● Your task:
Find the line that contains "Convert this document image to plain text." and print it and every line after it, exactly, please.
══════════════════════════════
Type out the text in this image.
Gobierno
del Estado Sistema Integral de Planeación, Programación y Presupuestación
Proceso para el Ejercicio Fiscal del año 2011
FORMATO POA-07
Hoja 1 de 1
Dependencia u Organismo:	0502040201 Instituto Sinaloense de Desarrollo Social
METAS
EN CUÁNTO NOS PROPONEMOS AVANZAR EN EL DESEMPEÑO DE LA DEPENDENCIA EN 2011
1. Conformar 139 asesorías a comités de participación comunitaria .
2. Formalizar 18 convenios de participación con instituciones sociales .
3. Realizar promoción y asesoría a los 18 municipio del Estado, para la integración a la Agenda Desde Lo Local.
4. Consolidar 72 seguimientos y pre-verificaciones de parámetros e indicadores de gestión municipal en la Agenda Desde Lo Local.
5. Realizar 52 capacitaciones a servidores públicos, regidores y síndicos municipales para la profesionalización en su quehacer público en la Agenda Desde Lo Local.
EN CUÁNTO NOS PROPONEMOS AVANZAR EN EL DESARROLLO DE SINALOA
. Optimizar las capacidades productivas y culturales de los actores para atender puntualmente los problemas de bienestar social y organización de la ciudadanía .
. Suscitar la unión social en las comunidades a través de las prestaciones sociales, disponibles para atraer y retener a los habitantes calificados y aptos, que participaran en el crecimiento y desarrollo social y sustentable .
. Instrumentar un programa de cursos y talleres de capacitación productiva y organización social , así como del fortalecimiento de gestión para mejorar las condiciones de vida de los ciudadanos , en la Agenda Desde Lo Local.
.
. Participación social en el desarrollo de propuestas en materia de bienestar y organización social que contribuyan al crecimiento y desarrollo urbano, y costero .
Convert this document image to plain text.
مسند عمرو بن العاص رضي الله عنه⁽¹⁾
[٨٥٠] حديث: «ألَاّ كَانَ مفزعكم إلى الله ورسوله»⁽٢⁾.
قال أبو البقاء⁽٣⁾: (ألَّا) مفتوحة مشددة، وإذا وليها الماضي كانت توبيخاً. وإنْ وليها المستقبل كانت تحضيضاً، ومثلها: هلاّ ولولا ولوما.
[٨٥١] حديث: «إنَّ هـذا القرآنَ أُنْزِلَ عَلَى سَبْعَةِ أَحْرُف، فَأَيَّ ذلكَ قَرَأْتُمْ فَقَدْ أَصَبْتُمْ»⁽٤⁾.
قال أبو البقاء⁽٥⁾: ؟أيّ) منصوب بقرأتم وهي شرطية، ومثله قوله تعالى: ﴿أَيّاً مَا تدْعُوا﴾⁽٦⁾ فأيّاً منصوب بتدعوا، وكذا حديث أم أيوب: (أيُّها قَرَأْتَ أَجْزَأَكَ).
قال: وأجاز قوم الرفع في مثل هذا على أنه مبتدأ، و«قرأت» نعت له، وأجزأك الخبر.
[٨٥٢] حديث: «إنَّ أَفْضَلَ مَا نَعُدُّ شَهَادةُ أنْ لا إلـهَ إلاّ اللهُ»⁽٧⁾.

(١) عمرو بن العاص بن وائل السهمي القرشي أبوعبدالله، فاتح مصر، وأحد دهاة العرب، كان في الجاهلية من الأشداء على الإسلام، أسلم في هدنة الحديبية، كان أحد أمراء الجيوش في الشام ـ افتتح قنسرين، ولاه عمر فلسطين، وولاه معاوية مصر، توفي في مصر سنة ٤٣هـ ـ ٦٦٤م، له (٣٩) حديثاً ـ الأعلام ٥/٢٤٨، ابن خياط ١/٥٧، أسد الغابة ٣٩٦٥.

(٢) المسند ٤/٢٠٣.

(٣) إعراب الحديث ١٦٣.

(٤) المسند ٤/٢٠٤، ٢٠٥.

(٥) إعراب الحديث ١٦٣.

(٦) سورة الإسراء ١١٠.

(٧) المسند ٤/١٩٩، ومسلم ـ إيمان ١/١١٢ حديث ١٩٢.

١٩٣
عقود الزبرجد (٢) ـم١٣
══════════════════════════════
● Response to the task:
Convert this document image to plain text.
مسند عمرو بن العاص رضي الله عنه⁽¹⁾
[٨٥٠] حديث: «ألَاّ كَانَ مفزعكم إلى الله ورسوله»⁽٢⁾.
قال أبو البقاء⁽٣⁾: (ألَّا) مفتوحة مشددة، وإذا وليها الماضي كانت توبيخاً. وإنْ وليها المستقبل كانت تحضيضاً، ومثلها: هلاّ ولولا ولوما.
[٨٥١] حديث: «إنَّ هـذا القرآنَ أُنْزِلَ عَلَى سَبْعَةِ أَحْرُف، فَأَيَّ ذلكَ قَرَأْتُمْ فَقَدْ أَصَبْتُمْ»⁽٤⁾.
قال أبو البقاء⁽٥⁾: ؟أيّ) منصوب بقرأتم وهي شرطية، ومثله قوله تعالى: ﴿أَيّاً مَا تدْعُوا﴾⁽٦⁾ فأيّاً منصوب بتدعوا، وكذا حديث أم أيوب: (أيُّها قَرَأْتَ أَجْزَأَكَ).
قال: وأجاز قوم الرفع في مثل هذا على أنه مبتدأ، و«قرأت» نعت له، وأجزأك الخبر.
[٨٥٢] حديث: «إنَّ أَفْضَلَ مَا نَعُدُّ شَهَادةُ أنْ لا إلـهَ إلاّ اللهُ»⁽٧⁾.

(١) عمرو بن العاص بن وائل السهمي القرشي أبوعبدالله، فاتح مصر، وأحد دهاة العرب، كان في الجاهلية من الأشداء على الإسلام، أسلم في هدنة الحديبية، كان أحد أمراء الجيوش في الشام ـ افتتح قنسرين، ولاه عمر فلسطين، وولاه معاوية مصر، توفي في مصر سنة ٤٣هـ ـ ٦٦٤م، له (٣٩) حديثاً ـ الأعلام ٥/٢٤٨، ابن خياط ١/٥٧، أسد الغابة ٣٩٦٥.

(٢) المسند ٤/٢٠٣.

(٣) إعراب الحديث ١٦٣.

(٤) المسند ٤/٢٠٤، ٢٠٥.

(٥) إعراب الحديث ١٦٣.

(٦) سورة الإسراء ١١٠.

(٧) المسند ٤/١٩٩، ومسلم ـ إيمان ١/١١٢ حديث ١٩٢.

١٩٣
عقود الزبرجد (٢) ـم١٣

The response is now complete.